:: WHAT THE EXERCISE ASKS ::
Show every line in the entries below where the word "going" appears.

:: TASK DATA ::
__________________________________________________

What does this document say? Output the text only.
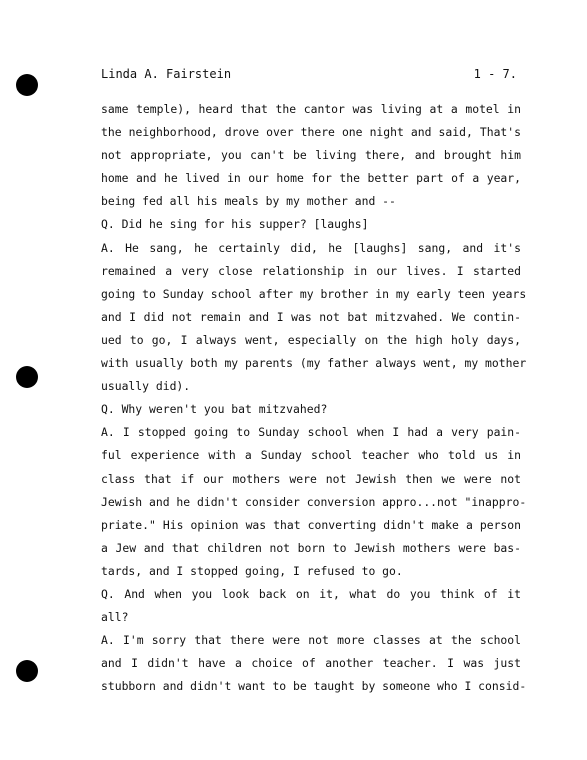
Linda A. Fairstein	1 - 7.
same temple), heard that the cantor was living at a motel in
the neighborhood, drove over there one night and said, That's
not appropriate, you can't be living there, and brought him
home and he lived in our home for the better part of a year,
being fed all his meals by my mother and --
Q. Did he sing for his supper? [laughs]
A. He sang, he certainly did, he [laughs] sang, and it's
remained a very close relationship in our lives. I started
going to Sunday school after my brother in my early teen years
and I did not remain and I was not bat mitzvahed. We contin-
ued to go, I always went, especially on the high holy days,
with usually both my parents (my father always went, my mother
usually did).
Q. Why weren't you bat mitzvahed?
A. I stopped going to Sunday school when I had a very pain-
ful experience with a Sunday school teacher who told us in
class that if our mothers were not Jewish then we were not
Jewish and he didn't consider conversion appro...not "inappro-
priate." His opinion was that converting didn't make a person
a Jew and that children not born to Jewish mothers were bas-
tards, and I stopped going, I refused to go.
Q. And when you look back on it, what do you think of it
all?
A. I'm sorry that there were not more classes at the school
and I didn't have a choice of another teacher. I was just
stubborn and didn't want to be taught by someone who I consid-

__________________________________________________

:: COMPLETE OUTPUT ::
going to Sunday school after my brother in my early teen years
A. I stopped going to Sunday school when I had a very pain-
tards, and I stopped going, I refused to go.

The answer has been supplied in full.